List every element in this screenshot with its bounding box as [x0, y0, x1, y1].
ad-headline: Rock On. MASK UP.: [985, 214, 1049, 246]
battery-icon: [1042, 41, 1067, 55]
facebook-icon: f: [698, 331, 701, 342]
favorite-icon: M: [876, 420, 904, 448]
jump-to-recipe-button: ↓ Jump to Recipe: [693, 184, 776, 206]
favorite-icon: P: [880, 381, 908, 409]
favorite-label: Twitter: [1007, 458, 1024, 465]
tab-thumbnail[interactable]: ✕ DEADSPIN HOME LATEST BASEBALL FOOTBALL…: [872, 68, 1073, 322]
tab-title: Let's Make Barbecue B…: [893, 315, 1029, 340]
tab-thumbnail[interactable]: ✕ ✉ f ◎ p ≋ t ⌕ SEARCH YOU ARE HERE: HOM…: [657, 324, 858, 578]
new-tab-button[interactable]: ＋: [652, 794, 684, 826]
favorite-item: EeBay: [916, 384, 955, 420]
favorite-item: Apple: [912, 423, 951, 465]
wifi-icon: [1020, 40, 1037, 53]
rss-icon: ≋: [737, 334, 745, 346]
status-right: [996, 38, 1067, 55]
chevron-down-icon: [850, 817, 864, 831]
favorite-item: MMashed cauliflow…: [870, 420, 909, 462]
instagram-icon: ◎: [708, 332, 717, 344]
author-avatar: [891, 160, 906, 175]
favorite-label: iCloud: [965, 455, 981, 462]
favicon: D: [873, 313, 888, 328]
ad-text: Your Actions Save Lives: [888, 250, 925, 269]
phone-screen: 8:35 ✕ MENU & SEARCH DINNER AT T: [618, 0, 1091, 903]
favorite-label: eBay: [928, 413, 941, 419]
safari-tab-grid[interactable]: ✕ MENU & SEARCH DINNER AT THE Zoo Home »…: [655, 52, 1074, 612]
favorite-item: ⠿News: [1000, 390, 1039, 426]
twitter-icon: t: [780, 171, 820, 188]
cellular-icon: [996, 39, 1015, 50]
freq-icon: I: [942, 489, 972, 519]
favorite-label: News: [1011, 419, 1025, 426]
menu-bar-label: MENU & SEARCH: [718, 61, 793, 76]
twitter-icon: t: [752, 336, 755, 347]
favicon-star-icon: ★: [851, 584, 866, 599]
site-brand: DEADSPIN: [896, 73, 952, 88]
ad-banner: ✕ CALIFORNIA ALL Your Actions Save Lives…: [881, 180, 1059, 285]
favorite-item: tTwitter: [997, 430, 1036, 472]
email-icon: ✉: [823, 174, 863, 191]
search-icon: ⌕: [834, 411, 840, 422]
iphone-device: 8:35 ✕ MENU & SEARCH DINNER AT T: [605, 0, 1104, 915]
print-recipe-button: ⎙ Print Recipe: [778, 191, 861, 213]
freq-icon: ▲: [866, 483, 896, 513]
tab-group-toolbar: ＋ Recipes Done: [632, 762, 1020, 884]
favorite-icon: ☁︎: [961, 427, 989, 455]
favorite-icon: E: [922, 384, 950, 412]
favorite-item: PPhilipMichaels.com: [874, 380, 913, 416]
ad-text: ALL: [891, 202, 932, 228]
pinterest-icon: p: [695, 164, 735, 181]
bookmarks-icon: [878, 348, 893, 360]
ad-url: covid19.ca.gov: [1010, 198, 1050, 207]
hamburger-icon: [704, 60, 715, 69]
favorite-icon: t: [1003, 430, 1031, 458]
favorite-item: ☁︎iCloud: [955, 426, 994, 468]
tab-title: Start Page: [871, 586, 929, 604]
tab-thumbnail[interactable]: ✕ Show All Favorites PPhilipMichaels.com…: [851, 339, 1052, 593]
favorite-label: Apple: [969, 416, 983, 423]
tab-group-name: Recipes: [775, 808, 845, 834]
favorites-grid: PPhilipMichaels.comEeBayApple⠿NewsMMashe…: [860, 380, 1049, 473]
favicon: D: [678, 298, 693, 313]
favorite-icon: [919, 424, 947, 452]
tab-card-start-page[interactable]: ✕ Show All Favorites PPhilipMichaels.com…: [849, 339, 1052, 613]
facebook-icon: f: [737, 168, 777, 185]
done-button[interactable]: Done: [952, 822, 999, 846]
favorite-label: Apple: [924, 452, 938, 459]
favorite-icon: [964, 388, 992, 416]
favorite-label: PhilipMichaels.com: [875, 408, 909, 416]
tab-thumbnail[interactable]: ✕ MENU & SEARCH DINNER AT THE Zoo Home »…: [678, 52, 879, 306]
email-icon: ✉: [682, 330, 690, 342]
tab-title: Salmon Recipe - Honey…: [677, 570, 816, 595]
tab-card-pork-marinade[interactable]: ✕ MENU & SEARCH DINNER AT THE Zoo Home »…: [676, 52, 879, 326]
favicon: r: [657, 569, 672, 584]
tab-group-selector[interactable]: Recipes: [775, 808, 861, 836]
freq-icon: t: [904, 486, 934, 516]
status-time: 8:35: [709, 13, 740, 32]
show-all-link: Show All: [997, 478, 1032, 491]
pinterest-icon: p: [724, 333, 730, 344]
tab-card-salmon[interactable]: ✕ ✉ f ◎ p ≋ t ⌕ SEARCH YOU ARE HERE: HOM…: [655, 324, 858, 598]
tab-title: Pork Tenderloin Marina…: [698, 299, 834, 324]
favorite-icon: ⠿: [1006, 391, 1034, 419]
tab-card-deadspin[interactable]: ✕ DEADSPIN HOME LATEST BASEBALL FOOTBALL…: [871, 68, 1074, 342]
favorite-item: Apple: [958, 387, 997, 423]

> **Stated goal**
Pull out every one of the lines above, character for character, and keep them in the same order.

> **Answer to this task**
List every element in this screenshot with its bounding box as [x0, y0, x1, y1].
ad-headline: Rock On. MASK UP.: [985, 214, 1049, 246]
battery-icon: [1042, 41, 1067, 55]
facebook-icon: f: [698, 331, 701, 342]
favorite-icon: M: [876, 420, 904, 448]
jump-to-recipe-button: ↓ Jump to Recipe: [693, 184, 776, 206]
favorite-icon: P: [880, 381, 908, 409]
favorite-label: Twitter: [1007, 458, 1024, 465]
tab-thumbnail[interactable]: ✕ DEADSPIN HOME LATEST BASEBALL FOOTBALL…: [872, 68, 1073, 322]
tab-title: Let's Make Barbecue B…: [893, 315, 1029, 340]
tab-thumbnail[interactable]: ✕ ✉ f ◎ p ≋ t ⌕ SEARCH YOU ARE HERE: HOM…: [657, 324, 858, 578]
new-tab-button[interactable]: ＋: [652, 794, 684, 826]
favorite-item: EeBay: [916, 384, 955, 420]
favorite-item: Apple: [912, 423, 951, 465]
wifi-icon: [1020, 40, 1037, 53]
rss-icon: ≋: [737, 334, 745, 346]
status-right: [996, 38, 1067, 55]
chevron-down-icon: [850, 817, 864, 831]
favorite-item: MMashed cauliflow…: [870, 420, 909, 462]
instagram-icon: ◎: [708, 332, 717, 344]
author-avatar: [891, 160, 906, 175]
favorite-label: iCloud: [965, 455, 981, 462]
favicon: D: [873, 313, 888, 328]
ad-text: Your Actions Save Lives: [888, 250, 925, 269]
phone-screen: 8:35 ✕ MENU & SEARCH DINNER AT T: [618, 0, 1091, 903]
favorite-label: eBay: [928, 413, 941, 419]
safari-tab-grid[interactable]: ✕ MENU & SEARCH DINNER AT THE Zoo Home »…: [655, 52, 1074, 612]
favorite-item: ⠿News: [1000, 390, 1039, 426]
twitter-icon: t: [780, 171, 820, 188]
cellular-icon: [996, 39, 1015, 50]
freq-icon: I: [942, 489, 972, 519]
favorite-label: News: [1011, 419, 1025, 426]
menu-bar-label: MENU & SEARCH: [718, 61, 793, 76]
twitter-icon: t: [752, 336, 755, 347]
favicon-star-icon: ★: [851, 584, 866, 599]
site-brand: DEADSPIN: [896, 73, 952, 88]
ad-banner: ✕ CALIFORNIA ALL Your Actions Save Lives…: [881, 180, 1059, 285]
favorite-item: tTwitter: [997, 430, 1036, 472]
email-icon: ✉: [823, 174, 863, 191]
search-icon: ⌕: [834, 411, 840, 422]
iphone-device: 8:35 ✕ MENU & SEARCH DINNER AT T: [605, 0, 1104, 915]
print-recipe-button: ⎙ Print Recipe: [778, 191, 861, 213]
freq-icon: ▲: [866, 483, 896, 513]
tab-group-toolbar: ＋ Recipes Done: [632, 762, 1020, 884]
favorite-icon: ☁︎: [961, 427, 989, 455]
favorite-icon: E: [922, 384, 950, 412]
favorite-item: PPhilipMichaels.com: [874, 380, 913, 416]
ad-text: ALL: [891, 202, 932, 228]
pinterest-icon: p: [695, 164, 735, 181]
bookmarks-icon: [878, 348, 893, 360]
ad-url: covid19.ca.gov: [1010, 198, 1050, 207]
hamburger-icon: [704, 60, 715, 69]
favorite-icon: t: [1003, 430, 1031, 458]
favorite-item: ☁︎iCloud: [955, 426, 994, 468]
tab-title: Start Page: [871, 586, 929, 604]
tab-thumbnail[interactable]: ✕ Show All Favorites PPhilipMichaels.com…: [851, 339, 1052, 593]
favorite-label: Apple: [969, 416, 983, 423]
tab-group-name: Recipes: [775, 808, 845, 834]
favorites-grid: PPhilipMichaels.comEeBayApple⠿NewsMMashe…: [860, 380, 1049, 473]
favicon: D: [678, 298, 693, 313]
favorite-icon: [919, 424, 947, 452]
tab-card-start-page[interactable]: ✕ Show All Favorites PPhilipMichaels.com…: [849, 339, 1052, 613]
facebook-icon: f: [737, 168, 777, 185]
done-button[interactable]: Done: [952, 822, 999, 846]
favorite-label: Apple: [924, 452, 938, 459]
favorite-icon: [964, 388, 992, 416]
favorite-label: PhilipMichaels.com: [875, 408, 909, 416]
tab-thumbnail[interactable]: ✕ MENU & SEARCH DINNER AT THE Zoo Home »…: [678, 52, 879, 306]
email-icon: ✉: [682, 330, 690, 342]
tab-title: Salmon Recipe - Honey…: [677, 570, 816, 595]
tab-card-pork-marinade[interactable]: ✕ MENU & SEARCH DINNER AT THE Zoo Home »…: [676, 52, 879, 326]
favicon: r: [657, 569, 672, 584]
tab-group-selector[interactable]: Recipes: [775, 808, 861, 836]
freq-icon: t: [904, 486, 934, 516]
status-time: 8:35: [709, 13, 740, 32]
show-all-link: Show All: [997, 478, 1032, 491]
pinterest-icon: p: [724, 333, 730, 344]
tab-card-salmon[interactable]: ✕ ✉ f ◎ p ≋ t ⌕ SEARCH YOU ARE HERE: HOM…: [655, 324, 858, 598]
tab-title: Pork Tenderloin Marina…: [698, 299, 834, 324]
favorite-icon: ⠿: [1006, 391, 1034, 419]
tab-card-deadspin[interactable]: ✕ DEADSPIN HOME LATEST BASEBALL FOOTBALL…: [871, 68, 1074, 342]
favorite-item: Apple: [958, 387, 997, 423]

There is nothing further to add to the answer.